BRIEF.
Output all of the entries below precisely as written.

LISTED ENTRIES.

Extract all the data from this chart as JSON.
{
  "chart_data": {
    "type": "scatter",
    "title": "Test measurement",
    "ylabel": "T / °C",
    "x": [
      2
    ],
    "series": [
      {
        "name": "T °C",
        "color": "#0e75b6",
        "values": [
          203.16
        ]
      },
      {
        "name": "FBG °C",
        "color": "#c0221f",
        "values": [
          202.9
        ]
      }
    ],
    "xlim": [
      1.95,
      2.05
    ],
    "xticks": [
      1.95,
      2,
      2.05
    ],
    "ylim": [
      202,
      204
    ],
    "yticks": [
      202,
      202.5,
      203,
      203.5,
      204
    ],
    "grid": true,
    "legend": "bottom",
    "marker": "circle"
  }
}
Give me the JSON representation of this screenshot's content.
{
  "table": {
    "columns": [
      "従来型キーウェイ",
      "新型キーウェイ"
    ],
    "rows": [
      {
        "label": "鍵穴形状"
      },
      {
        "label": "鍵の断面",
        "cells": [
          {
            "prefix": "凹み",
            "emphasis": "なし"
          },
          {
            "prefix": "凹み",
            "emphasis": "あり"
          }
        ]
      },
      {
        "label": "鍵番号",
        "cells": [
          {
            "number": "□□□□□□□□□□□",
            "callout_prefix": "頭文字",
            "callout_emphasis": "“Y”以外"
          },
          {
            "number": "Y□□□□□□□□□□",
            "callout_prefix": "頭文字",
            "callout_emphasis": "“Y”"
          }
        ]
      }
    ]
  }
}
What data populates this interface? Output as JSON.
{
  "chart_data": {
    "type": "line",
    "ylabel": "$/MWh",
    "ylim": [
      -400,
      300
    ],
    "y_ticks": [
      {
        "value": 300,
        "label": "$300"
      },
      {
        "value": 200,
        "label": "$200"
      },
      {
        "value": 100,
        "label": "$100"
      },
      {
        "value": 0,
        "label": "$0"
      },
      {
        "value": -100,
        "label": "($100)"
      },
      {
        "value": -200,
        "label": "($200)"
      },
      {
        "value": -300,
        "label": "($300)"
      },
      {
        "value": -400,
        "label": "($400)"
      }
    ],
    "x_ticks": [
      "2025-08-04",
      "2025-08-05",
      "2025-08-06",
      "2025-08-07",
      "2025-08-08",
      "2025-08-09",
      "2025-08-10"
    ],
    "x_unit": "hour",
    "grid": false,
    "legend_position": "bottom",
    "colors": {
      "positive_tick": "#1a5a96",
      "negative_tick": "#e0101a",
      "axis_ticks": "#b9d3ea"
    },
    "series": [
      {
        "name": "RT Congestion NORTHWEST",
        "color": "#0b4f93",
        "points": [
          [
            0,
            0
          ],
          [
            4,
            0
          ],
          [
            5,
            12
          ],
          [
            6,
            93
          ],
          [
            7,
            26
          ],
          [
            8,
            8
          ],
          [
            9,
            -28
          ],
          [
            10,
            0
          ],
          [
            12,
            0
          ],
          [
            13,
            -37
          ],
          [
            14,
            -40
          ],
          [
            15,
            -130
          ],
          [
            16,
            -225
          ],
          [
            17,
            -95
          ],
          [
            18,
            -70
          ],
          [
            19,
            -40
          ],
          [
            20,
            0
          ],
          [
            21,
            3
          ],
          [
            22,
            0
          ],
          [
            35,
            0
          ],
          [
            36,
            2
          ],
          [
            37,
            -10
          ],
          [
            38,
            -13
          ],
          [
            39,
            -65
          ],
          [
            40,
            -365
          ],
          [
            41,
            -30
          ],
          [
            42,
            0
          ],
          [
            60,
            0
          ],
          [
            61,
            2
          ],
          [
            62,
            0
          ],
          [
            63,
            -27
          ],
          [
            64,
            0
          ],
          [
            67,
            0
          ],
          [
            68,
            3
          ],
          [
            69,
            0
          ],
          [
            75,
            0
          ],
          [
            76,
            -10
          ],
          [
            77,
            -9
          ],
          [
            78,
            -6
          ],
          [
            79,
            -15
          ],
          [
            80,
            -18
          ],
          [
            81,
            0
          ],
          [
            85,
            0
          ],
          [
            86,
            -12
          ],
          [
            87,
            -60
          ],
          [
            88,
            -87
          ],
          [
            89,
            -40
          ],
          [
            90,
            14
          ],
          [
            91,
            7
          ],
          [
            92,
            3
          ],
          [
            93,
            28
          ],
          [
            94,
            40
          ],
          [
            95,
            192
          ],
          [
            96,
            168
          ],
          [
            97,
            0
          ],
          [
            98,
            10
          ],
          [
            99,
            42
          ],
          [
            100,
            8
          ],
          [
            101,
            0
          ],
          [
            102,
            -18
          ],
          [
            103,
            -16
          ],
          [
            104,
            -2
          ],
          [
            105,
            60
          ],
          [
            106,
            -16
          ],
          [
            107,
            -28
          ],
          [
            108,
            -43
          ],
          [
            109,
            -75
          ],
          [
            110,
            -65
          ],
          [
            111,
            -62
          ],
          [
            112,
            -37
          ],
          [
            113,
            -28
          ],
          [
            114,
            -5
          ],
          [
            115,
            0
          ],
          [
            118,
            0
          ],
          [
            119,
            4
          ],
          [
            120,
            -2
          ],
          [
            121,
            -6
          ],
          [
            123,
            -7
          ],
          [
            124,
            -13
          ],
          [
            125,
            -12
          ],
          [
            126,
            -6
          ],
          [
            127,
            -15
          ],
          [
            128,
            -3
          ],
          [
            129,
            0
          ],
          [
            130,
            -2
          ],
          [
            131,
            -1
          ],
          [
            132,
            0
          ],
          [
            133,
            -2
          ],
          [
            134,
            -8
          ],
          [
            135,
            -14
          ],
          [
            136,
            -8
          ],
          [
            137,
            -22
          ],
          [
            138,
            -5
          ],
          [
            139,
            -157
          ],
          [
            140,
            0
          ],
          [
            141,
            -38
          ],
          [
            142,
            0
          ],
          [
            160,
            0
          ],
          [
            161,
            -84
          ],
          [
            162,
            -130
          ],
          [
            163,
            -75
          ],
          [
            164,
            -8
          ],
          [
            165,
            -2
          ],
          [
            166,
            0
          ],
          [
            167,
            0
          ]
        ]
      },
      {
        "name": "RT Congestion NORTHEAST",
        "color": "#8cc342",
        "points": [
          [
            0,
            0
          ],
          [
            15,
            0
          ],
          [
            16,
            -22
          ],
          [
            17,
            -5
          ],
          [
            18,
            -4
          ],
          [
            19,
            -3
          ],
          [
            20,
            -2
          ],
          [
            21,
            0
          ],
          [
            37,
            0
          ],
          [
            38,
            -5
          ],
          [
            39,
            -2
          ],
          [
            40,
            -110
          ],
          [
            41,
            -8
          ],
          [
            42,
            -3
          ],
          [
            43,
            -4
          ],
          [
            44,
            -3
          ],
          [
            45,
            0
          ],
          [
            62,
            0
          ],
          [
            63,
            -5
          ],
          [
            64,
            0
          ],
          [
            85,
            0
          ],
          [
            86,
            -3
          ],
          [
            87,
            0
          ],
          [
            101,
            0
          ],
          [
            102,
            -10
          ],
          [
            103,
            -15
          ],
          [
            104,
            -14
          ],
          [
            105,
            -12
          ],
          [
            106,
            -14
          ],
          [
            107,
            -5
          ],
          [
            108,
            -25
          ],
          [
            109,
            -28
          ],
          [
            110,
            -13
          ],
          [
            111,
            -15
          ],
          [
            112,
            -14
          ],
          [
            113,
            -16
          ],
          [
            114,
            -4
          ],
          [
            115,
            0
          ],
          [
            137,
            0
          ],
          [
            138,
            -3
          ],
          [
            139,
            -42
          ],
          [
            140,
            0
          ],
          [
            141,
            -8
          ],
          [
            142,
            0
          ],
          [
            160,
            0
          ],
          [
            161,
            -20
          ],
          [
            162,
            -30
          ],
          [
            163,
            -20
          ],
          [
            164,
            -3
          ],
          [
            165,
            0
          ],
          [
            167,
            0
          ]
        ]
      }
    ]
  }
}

FINAL RESULT.
Extract all the data from this chart as JSON.
{
  "chart_data": {
    "type": "scatter",
    "title": "Test measurement",
    "ylabel": "T / °C",
    "x": [
      2
    ],
    "series": [
      {
        "name": "T °C",
        "color": "#0e75b6",
        "values": [
          203.16
        ]
      },
      {
        "name": "FBG °C",
        "color": "#c0221f",
        "values": [
          202.9
        ]
      }
    ],
    "xlim": [
      1.95,
      2.05
    ],
    "xticks": [
      1.95,
      2,
      2.05
    ],
    "ylim": [
      202,
      204
    ],
    "yticks": [
      202,
      202.5,
      203,
      203.5,
      204
    ],
    "grid": true,
    "legend": "bottom",
    "marker": "circle"
  }
}
Give me the JSON representation of this screenshot's content.
{
  "table": {
    "columns": [
      "従来型キーウェイ",
      "新型キーウェイ"
    ],
    "rows": [
      {
        "label": "鍵穴形状"
      },
      {
        "label": "鍵の断面",
        "cells": [
          {
            "prefix": "凹み",
            "emphasis": "なし"
          },
          {
            "prefix": "凹み",
            "emphasis": "あり"
          }
        ]
      },
      {
        "label": "鍵番号",
        "cells": [
          {
            "number": "□□□□□□□□□□□",
            "callout_prefix": "頭文字",
            "callout_emphasis": "“Y”以外"
          },
          {
            "number": "Y□□□□□□□□□□",
            "callout_prefix": "頭文字",
            "callout_emphasis": "“Y”"
          }
        ]
      }
    ]
  }
}
What data populates this interface? Output as JSON.
{
  "chart_data": {
    "type": "line",
    "ylabel": "$/MWh",
    "ylim": [
      -400,
      300
    ],
    "y_ticks": [
      {
        "value": 300,
        "label": "$300"
      },
      {
        "value": 200,
        "label": "$200"
      },
      {
        "value": 100,
        "label": "$100"
      },
      {
        "value": 0,
        "label": "$0"
      },
      {
        "value": -100,
        "label": "($100)"
      },
      {
        "value": -200,
        "label": "($200)"
      },
      {
        "value": -300,
        "label": "($300)"
      },
      {
        "value": -400,
        "label": "($400)"
      }
    ],
    "x_ticks": [
      "2025-08-04",
      "2025-08-05",
      "2025-08-06",
      "2025-08-07",
      "2025-08-08",
      "2025-08-09",
      "2025-08-10"
    ],
    "x_unit": "hour",
    "grid": false,
    "legend_position": "bottom",
    "colors": {
      "positive_tick": "#1a5a96",
      "negative_tick": "#e0101a",
      "axis_ticks": "#b9d3ea"
    },
    "series": [
      {
        "name": "RT Congestion NORTHWEST",
        "color": "#0b4f93",
        "points": [
          [
            0,
            0
          ],
          [
            4,
            0
          ],
          [
            5,
            12
          ],
          [
            6,
            93
          ],
          [
            7,
            26
          ],
          [
            8,
            8
          ],
          [
            9,
            -28
          ],
          [
            10,
            0
          ],
          [
            12,
            0
          ],
          [
            13,
            -37
          ],
          [
            14,
            -40
          ],
          [
            15,
            -130
          ],
          [
            16,
            -225
          ],
          [
            17,
            -95
          ],
          [
            18,
            -70
          ],
          [
            19,
            -40
          ],
          [
            20,
            0
          ],
          [
            21,
            3
          ],
          [
            22,
            0
          ],
          [
            35,
            0
          ],
          [
            36,
            2
          ],
          [
            37,
            -10
          ],
          [
            38,
            -13
          ],
          [
            39,
            -65
          ],
          [
            40,
            -365
          ],
          [
            41,
            -30
          ],
          [
            42,
            0
          ],
          [
            60,
            0
          ],
          [
            61,
            2
          ],
          [
            62,
            0
          ],
          [
            63,
            -27
          ],
          [
            64,
            0
          ],
          [
            67,
            0
          ],
          [
            68,
            3
          ],
          [
            69,
            0
          ],
          [
            75,
            0
          ],
          [
            76,
            -10
          ],
          [
            77,
            -9
          ],
          [
            78,
            -6
          ],
          [
            79,
            -15
          ],
          [
            80,
            -18
          ],
          [
            81,
            0
          ],
          [
            85,
            0
          ],
          [
            86,
            -12
          ],
          [
            87,
            -60
          ],
          [
            88,
            -87
          ],
          [
            89,
            -40
          ],
          [
            90,
            14
          ],
          [
            91,
            7
          ],
          [
            92,
            3
          ],
          [
            93,
            28
          ],
          [
            94,
            40
          ],
          [
            95,
            192
          ],
          [
            96,
            168
          ],
          [
            97,
            0
          ],
          [
            98,
            10
          ],
          [
            99,
            42
          ],
          [
            100,
            8
          ],
          [
            101,
            0
          ],
          [
            102,
            -18
          ],
          [
            103,
            -16
          ],
          [
            104,
            -2
          ],
          [
            105,
            60
          ],
          [
            106,
            -16
          ],
          [
            107,
            -28
          ],
          [
            108,
            -43
          ],
          [
            109,
            -75
          ],
          [
            110,
            -65
          ],
          [
            111,
            -62
          ],
          [
            112,
            -37
          ],
          [
            113,
            -28
          ],
          [
            114,
            -5
          ],
          [
            115,
            0
          ],
          [
            118,
            0
          ],
          [
            119,
            4
          ],
          [
            120,
            -2
          ],
          [
            121,
            -6
          ],
          [
            123,
            -7
          ],
          [
            124,
            -13
          ],
          [
            125,
            -12
          ],
          [
            126,
            -6
          ],
          [
            127,
            -15
          ],
          [
            128,
            -3
          ],
          [
            129,
            0
          ],
          [
            130,
            -2
          ],
          [
            131,
            -1
          ],
          [
            132,
            0
          ],
          [
            133,
            -2
          ],
          [
            134,
            -8
          ],
          [
            135,
            -14
          ],
          [
            136,
            -8
          ],
          [
            137,
            -22
          ],
          [
            138,
            -5
          ],
          [
            139,
            -157
          ],
          [
            140,
            0
          ],
          [
            141,
            -38
          ],
          [
            142,
            0
          ],
          [
            160,
            0
          ],
          [
            161,
            -84
          ],
          [
            162,
            -130
          ],
          [
            163,
            -75
          ],
          [
            164,
            -8
          ],
          [
            165,
            -2
          ],
          [
            166,
            0
          ],
          [
            167,
            0
          ]
        ]
      },
      {
        "name": "RT Congestion NORTHEAST",
        "color": "#8cc342",
        "points": [
          [
            0,
            0
          ],
          [
            15,
            0
          ],
          [
            16,
            -22
          ],
          [
            17,
            -5
          ],
          [
            18,
            -4
          ],
          [
            19,
            -3
          ],
          [
            20,
            -2
          ],
          [
            21,
            0
          ],
          [
            37,
            0
          ],
          [
            38,
            -5
          ],
          [
            39,
            -2
          ],
          [
            40,
            -110
          ],
          [
            41,
            -8
          ],
          [
            42,
            -3
          ],
          [
            43,
            -4
          ],
          [
            44,
            -3
          ],
          [
            45,
            0
          ],
          [
            62,
            0
          ],
          [
            63,
            -5
          ],
          [
            64,
            0
          ],
          [
            85,
            0
          ],
          [
            86,
            -3
          ],
          [
            87,
            0
          ],
          [
            101,
            0
          ],
          [
            102,
            -10
          ],
          [
            103,
            -15
          ],
          [
            104,
            -14
          ],
          [
            105,
            -12
          ],
          [
            106,
            -14
          ],
          [
            107,
            -5
          ],
          [
            108,
            -25
          ],
          [
            109,
            -28
          ],
          [
            110,
            -13
          ],
          [
            111,
            -15
          ],
          [
            112,
            -14
          ],
          [
            113,
            -16
          ],
          [
            114,
            -4
          ],
          [
            115,
            0
          ],
          [
            137,
            0
          ],
          [
            138,
            -3
          ],
          [
            139,
            -42
          ],
          [
            140,
            0
          ],
          [
            141,
            -8
          ],
          [
            142,
            0
          ],
          [
            160,
            0
          ],
          [
            161,
            -20
          ],
          [
            162,
            -30
          ],
          [
            163,
            -20
          ],
          [
            164,
            -3
          ],
          [
            165,
            0
          ],
          [
            167,
            0
          ]
        ]
      }
    ]
  }
}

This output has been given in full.